WHAT THE EXERCISE ASKS:
Draw out every line with the word "المجتمعون" from the listing below.

● ● ●

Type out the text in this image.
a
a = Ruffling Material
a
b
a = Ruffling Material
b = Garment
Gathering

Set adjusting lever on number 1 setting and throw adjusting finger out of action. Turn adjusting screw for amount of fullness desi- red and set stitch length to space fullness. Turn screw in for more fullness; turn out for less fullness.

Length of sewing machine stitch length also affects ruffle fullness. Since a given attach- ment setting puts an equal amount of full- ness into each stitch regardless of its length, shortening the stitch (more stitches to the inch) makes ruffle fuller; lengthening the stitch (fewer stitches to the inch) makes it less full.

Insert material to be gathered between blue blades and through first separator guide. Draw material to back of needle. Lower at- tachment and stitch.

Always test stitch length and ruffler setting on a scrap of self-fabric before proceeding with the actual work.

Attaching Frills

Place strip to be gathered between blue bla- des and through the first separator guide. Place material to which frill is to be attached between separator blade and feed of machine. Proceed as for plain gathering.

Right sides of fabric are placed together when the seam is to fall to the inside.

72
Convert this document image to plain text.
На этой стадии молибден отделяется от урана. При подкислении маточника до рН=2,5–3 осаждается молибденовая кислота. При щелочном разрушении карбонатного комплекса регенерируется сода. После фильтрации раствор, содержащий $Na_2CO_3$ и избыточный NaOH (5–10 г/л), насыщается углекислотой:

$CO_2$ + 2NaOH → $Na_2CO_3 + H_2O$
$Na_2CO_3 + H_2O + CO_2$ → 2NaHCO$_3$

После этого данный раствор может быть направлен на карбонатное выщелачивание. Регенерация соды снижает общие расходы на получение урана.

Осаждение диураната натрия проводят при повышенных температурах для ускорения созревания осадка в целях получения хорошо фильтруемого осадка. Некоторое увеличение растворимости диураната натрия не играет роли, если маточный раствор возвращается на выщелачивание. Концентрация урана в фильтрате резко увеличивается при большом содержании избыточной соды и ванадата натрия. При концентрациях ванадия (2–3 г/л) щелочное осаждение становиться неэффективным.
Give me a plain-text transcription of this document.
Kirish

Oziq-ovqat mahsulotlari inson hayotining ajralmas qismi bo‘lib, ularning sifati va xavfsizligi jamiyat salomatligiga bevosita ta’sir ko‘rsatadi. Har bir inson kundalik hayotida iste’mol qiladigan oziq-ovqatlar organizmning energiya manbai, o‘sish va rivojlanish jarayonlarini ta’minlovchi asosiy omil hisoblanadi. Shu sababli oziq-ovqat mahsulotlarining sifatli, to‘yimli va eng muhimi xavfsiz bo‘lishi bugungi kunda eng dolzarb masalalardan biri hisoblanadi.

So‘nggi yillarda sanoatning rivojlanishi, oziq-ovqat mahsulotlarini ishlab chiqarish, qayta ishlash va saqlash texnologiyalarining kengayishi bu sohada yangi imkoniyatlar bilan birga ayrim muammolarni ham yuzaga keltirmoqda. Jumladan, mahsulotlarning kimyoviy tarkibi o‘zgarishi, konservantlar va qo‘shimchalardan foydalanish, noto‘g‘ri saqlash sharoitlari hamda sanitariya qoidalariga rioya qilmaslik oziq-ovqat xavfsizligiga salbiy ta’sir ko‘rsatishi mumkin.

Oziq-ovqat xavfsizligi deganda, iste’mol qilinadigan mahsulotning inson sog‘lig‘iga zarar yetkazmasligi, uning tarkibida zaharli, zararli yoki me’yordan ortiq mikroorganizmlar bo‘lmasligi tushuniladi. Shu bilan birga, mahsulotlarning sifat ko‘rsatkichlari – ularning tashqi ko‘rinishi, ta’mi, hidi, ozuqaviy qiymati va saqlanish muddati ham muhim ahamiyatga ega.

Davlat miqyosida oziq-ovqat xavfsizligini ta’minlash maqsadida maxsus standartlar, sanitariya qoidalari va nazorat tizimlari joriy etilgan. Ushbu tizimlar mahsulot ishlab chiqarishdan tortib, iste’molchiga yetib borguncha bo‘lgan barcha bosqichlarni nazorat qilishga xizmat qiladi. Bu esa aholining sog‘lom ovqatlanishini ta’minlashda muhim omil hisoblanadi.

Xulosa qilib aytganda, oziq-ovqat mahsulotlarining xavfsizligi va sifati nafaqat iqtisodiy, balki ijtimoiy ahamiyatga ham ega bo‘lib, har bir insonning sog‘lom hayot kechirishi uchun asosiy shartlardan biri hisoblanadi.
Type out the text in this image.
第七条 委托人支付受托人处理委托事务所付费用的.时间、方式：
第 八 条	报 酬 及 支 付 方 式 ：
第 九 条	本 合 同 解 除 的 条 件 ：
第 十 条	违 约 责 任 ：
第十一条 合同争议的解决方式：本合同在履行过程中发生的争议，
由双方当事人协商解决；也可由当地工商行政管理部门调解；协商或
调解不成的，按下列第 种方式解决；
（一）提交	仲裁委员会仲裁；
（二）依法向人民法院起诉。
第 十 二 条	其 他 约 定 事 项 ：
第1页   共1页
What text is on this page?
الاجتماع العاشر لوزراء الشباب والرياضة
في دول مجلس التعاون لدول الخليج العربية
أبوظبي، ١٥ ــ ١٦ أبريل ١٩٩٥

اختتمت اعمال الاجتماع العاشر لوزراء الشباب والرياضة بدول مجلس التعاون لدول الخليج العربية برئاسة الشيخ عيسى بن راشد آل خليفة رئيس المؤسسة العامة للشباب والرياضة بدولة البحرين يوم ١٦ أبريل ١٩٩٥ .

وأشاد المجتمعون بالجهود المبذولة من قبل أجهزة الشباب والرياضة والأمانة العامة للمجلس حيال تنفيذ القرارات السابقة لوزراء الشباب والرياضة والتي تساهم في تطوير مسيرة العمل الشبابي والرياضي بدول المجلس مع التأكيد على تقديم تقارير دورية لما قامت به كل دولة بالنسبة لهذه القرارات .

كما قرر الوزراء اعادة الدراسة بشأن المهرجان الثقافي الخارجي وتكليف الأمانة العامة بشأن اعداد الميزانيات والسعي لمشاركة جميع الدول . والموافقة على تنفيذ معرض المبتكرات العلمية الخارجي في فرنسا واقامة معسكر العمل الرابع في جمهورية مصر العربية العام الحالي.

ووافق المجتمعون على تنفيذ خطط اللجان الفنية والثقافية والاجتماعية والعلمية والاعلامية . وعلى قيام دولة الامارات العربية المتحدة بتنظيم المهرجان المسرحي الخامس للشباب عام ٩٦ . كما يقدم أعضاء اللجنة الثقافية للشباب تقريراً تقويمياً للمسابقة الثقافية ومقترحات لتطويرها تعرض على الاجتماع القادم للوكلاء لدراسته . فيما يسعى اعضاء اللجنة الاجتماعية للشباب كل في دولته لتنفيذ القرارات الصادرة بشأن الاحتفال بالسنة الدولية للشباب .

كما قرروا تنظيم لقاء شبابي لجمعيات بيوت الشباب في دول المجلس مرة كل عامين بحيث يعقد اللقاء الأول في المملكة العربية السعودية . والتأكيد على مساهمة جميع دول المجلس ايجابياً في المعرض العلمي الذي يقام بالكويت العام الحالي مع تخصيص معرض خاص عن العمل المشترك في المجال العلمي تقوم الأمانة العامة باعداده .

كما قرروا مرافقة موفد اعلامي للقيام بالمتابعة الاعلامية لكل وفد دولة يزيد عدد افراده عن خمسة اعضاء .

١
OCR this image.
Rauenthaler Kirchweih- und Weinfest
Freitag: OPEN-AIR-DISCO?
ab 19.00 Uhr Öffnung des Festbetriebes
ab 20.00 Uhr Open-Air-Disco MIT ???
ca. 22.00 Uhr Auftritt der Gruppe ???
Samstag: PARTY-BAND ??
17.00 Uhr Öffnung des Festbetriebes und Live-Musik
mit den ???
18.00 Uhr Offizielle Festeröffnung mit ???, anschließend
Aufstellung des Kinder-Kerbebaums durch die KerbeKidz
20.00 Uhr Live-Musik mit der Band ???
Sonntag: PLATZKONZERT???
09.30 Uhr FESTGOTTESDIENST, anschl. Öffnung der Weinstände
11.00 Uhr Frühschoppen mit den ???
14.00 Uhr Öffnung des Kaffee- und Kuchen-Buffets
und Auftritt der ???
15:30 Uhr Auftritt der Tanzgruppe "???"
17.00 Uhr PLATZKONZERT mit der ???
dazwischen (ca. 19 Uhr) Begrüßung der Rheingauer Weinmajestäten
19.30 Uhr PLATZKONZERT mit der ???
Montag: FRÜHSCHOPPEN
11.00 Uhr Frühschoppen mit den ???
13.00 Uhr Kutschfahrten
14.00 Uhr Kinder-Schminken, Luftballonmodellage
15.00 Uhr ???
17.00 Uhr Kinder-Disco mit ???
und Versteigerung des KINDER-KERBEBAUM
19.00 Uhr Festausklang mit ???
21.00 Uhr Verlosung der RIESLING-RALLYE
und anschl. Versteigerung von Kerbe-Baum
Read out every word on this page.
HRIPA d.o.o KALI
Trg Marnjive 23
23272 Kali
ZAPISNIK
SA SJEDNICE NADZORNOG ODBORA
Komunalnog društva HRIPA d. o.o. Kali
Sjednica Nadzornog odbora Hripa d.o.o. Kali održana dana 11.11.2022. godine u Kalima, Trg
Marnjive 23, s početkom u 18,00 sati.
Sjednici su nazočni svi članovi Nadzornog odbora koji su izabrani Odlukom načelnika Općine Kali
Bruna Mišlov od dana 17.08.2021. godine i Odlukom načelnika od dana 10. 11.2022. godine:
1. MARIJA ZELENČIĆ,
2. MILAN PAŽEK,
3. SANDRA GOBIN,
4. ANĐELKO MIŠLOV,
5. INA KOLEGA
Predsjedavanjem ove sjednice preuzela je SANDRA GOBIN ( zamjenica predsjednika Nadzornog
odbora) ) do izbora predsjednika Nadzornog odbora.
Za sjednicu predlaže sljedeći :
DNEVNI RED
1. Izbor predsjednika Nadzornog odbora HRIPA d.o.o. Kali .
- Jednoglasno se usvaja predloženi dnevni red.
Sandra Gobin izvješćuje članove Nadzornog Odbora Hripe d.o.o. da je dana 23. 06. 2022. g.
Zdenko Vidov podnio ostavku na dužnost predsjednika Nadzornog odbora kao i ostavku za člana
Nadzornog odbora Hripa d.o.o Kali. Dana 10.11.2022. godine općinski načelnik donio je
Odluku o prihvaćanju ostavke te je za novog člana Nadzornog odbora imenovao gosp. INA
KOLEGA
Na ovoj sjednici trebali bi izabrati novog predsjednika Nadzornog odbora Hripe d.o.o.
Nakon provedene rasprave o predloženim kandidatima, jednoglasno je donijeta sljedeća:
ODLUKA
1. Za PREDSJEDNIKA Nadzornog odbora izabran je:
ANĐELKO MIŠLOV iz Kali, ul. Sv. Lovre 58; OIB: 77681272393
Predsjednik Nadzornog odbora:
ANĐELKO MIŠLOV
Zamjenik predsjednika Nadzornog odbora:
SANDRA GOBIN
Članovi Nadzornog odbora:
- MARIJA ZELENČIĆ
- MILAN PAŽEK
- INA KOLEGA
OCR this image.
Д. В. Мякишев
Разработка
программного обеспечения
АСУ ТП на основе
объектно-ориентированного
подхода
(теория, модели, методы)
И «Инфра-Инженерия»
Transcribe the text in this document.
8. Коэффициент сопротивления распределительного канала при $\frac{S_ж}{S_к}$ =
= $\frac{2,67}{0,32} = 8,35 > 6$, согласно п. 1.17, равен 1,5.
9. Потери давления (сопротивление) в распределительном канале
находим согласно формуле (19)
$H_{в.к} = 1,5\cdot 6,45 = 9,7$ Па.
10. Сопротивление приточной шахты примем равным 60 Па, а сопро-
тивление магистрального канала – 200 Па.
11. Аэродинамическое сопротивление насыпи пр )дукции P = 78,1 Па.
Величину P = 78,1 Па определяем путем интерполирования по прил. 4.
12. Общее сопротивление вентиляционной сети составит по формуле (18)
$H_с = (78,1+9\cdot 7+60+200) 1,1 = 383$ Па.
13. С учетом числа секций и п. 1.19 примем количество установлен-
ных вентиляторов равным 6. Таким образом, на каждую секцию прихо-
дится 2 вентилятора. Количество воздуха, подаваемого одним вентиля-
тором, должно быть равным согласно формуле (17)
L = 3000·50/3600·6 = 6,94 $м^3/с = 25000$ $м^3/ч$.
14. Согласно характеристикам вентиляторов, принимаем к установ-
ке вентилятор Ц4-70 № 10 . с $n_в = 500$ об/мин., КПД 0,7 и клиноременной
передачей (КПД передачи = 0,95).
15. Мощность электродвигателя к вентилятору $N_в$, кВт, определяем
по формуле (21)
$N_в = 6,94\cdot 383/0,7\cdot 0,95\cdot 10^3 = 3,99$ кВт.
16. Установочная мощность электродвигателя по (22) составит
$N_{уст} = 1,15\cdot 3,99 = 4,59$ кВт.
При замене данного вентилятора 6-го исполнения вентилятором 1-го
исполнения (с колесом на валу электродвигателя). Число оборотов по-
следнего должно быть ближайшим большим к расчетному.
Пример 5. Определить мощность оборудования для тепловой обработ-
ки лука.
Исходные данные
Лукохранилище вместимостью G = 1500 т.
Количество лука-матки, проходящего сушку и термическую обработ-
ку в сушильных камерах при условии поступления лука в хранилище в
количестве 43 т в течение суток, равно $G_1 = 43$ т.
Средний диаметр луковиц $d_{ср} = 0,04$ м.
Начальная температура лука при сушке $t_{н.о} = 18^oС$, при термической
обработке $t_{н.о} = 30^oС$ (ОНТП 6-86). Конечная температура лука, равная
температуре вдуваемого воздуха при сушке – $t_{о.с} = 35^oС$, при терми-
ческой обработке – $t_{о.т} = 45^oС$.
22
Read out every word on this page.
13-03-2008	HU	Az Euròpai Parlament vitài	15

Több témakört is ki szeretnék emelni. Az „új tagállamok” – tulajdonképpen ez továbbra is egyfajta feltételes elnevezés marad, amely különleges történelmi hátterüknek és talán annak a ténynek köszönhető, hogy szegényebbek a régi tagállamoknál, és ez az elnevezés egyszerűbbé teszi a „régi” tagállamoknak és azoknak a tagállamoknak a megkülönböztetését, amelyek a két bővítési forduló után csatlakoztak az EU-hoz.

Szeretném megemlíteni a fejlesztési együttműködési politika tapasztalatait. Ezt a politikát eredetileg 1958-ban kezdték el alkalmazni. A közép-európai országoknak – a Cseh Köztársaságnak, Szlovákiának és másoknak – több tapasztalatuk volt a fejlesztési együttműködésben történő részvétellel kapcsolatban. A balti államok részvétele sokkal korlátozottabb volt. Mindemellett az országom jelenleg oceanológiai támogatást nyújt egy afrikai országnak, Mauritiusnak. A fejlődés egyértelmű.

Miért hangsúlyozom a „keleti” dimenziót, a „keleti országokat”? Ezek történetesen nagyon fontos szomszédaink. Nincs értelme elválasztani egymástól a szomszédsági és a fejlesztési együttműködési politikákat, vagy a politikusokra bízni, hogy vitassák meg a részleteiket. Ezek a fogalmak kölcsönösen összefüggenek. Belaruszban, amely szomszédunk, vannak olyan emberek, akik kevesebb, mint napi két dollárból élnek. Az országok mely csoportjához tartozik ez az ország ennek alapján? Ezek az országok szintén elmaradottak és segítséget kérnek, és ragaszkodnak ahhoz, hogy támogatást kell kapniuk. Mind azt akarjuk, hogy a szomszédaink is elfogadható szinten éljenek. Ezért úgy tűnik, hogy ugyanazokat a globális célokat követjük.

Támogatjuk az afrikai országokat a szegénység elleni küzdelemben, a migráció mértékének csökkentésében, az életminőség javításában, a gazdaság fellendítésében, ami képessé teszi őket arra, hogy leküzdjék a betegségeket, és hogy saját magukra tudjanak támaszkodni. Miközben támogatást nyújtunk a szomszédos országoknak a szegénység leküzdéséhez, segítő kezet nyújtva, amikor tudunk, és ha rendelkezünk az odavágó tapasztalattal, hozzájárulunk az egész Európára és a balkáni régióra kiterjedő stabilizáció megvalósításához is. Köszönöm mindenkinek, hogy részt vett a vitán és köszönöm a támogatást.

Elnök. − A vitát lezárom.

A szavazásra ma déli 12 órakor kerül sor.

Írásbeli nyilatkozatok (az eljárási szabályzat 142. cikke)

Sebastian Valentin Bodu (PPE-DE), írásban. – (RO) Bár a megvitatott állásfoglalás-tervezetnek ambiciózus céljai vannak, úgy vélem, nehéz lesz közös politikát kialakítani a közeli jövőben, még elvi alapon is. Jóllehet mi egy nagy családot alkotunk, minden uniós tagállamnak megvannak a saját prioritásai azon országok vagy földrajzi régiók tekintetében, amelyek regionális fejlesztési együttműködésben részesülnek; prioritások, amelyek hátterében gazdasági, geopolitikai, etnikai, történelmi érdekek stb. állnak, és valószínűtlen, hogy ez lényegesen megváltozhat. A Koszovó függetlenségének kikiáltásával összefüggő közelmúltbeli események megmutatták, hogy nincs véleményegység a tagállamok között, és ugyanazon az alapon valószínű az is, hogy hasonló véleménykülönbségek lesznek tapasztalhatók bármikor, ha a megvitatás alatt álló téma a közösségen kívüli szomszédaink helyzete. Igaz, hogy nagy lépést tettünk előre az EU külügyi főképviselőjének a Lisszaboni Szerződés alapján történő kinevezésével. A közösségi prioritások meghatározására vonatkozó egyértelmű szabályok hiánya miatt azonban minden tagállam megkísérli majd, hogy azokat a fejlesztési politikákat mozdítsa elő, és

● ● ●

EXERCISE ANSWER:
وأشاد المجتمعون بالجهود المبذولة من قبل أجهزة الشباب والرياضة والأمانة العامة للمجلس حيال تنفيذ القرارات السابقة لوزراء الشباب والرياضة والتي تساهم في تطوير مسيرة العمل الشبابي والرياضي بدول المجلس مع التأكيد على تقديم تقارير دورية لما قامت به كل دولة بالنسبة لهذه القرارات .
ووافق المجتمعون على تنفيذ خطط اللجان الفنية والثقافية والاجتماعية والعلمية والاعلامية . وعلى قيام دولة الامارات العربية المتحدة بتنظيم المهرجان المسرحي الخامس للشباب عام ٩٦ . كما يقدم أعضاء اللجنة الثقافية للشباب تقريراً تقويمياً للمسابقة الثقافية ومقترحات لتطويرها تعرض على الاجتماع القادم للوكلاء لدراسته . فيما يسعى اعضاء اللجنة الاجتماعية للشباب كل في دولته لتنفيذ القرارات الصادرة بشأن الاحتفال بالسنة الدولية للشباب .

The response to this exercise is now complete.